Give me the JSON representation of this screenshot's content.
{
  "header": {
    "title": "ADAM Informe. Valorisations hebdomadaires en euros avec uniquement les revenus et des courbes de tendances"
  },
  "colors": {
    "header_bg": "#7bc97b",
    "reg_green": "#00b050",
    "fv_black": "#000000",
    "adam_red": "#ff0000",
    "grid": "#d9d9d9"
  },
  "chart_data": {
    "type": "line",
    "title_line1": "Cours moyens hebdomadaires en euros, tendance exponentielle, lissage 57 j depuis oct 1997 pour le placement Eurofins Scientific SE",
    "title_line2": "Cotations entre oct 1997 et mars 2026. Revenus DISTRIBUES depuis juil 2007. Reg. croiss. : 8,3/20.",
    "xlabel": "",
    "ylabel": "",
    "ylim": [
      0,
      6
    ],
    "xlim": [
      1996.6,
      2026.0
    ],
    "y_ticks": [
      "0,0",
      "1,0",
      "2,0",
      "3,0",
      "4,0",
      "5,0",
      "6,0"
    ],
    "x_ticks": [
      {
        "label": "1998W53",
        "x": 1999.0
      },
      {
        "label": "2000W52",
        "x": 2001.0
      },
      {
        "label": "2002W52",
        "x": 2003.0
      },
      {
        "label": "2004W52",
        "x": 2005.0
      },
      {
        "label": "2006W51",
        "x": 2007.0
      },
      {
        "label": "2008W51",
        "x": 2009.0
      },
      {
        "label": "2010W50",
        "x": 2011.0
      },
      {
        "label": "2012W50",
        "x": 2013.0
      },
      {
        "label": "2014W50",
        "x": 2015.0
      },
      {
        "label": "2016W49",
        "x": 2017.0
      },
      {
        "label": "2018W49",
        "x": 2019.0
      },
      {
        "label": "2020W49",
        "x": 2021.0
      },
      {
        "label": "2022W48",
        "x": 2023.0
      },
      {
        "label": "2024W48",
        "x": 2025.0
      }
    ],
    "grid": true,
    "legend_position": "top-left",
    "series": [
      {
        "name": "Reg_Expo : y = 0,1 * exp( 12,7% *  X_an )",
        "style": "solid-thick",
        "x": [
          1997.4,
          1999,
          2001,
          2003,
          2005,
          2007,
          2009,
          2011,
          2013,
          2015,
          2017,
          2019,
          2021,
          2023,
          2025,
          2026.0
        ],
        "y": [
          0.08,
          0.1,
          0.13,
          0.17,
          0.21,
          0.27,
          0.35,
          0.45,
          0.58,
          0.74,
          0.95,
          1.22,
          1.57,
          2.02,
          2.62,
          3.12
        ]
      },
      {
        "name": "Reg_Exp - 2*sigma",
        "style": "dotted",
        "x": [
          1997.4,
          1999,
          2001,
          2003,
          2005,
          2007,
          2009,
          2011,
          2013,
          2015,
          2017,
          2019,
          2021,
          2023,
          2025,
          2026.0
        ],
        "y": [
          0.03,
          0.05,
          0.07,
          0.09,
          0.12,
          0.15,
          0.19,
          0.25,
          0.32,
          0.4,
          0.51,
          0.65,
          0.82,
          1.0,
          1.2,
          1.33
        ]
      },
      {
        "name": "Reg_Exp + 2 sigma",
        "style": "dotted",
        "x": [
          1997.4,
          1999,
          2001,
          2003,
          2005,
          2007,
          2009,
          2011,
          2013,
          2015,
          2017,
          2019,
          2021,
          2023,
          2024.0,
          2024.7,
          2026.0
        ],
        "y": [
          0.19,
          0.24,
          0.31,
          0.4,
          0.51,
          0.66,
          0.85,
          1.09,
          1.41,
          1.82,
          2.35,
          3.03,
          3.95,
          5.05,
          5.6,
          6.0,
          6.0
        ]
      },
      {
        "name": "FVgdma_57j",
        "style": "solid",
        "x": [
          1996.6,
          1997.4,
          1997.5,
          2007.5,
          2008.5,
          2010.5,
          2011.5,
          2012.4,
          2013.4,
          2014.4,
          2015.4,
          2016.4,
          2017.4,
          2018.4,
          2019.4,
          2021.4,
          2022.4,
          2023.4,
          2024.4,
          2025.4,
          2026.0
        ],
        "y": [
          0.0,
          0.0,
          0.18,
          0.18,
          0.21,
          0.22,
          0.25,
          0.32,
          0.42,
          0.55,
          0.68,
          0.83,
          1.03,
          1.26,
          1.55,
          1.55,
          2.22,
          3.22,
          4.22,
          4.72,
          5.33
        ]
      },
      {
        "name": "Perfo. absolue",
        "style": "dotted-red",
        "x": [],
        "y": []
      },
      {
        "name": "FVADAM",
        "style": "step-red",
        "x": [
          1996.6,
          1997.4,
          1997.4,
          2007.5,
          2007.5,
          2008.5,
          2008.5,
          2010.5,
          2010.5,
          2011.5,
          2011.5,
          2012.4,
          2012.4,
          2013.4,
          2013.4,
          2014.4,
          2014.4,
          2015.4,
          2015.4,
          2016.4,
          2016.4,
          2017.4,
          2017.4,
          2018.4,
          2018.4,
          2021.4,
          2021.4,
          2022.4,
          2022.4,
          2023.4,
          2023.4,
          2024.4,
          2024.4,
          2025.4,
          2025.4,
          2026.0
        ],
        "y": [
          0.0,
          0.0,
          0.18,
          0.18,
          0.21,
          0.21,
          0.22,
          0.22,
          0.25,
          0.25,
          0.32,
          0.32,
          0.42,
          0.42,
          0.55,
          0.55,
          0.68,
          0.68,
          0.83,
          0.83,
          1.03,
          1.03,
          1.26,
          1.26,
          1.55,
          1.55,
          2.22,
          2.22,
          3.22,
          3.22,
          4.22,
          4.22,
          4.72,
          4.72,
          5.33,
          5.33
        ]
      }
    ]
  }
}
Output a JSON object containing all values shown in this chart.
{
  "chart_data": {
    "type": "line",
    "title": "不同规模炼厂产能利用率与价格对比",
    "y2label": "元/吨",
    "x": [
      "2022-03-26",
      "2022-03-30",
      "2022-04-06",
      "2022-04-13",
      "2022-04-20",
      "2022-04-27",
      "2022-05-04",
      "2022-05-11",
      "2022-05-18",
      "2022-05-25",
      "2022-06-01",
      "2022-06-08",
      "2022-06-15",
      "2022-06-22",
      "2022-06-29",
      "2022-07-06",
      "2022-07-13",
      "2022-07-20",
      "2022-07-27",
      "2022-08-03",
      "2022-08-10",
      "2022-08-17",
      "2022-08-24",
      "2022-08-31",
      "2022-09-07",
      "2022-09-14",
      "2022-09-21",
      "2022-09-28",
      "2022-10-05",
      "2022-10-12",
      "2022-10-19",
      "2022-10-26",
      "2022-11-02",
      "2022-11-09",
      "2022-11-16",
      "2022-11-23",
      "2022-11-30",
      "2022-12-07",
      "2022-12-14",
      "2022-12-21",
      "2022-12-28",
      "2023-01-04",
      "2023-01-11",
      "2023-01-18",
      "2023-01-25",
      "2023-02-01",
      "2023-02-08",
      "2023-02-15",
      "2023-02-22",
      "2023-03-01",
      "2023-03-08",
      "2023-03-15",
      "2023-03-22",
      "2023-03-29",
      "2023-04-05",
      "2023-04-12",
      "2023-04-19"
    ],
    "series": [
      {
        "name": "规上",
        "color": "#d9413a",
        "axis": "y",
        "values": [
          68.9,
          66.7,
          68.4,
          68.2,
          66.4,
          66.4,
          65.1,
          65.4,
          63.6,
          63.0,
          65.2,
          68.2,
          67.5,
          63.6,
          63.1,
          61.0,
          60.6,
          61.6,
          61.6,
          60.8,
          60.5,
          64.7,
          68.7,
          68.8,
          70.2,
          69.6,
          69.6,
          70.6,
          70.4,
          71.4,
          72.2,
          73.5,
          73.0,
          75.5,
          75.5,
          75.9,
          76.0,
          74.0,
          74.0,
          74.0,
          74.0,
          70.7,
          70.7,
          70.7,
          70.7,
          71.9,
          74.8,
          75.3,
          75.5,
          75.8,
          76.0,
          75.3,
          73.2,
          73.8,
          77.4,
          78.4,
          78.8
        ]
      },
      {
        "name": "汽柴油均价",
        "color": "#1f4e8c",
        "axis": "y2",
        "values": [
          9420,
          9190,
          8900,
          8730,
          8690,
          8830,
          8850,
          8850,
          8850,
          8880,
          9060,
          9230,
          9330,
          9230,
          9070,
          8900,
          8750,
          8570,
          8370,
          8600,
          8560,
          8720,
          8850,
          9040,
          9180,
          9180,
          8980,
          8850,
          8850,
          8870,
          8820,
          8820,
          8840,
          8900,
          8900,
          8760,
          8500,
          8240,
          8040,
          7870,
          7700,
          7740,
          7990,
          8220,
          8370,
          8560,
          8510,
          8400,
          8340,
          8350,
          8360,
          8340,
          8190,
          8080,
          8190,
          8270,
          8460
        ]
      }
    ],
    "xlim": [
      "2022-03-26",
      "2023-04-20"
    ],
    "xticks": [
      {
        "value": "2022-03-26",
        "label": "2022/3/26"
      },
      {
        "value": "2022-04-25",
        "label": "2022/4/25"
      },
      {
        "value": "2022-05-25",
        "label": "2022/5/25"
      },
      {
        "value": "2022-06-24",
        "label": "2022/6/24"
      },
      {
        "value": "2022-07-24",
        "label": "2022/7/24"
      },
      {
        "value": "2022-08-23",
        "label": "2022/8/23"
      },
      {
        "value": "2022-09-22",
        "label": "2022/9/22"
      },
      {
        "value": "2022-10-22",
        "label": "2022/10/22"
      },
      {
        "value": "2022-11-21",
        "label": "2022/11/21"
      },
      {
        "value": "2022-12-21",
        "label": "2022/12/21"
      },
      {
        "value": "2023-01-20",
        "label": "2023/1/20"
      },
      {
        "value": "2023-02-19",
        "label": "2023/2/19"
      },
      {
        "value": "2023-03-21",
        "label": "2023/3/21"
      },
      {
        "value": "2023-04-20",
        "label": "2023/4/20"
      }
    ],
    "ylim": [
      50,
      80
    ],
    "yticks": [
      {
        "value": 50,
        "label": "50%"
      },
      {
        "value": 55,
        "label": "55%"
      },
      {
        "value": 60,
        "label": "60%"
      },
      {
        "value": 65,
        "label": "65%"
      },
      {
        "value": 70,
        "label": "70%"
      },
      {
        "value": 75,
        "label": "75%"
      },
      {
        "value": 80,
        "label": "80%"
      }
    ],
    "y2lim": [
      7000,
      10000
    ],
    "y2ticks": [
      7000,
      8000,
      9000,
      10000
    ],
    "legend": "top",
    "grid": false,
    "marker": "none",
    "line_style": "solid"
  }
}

### Request
Using the data above, copy each line that contains "euros".

### Answer to the task
    "title": "ADAM Informe. Valorisations hebdomadaires en euros avec uniquement les revenus et des courbes de tendances"
    "title_line1": "Cours moyens hebdomadaires en euros, tendance exponentielle, lissage 57 j depuis oct 1997 pour le placement Eurofins Scientific SE",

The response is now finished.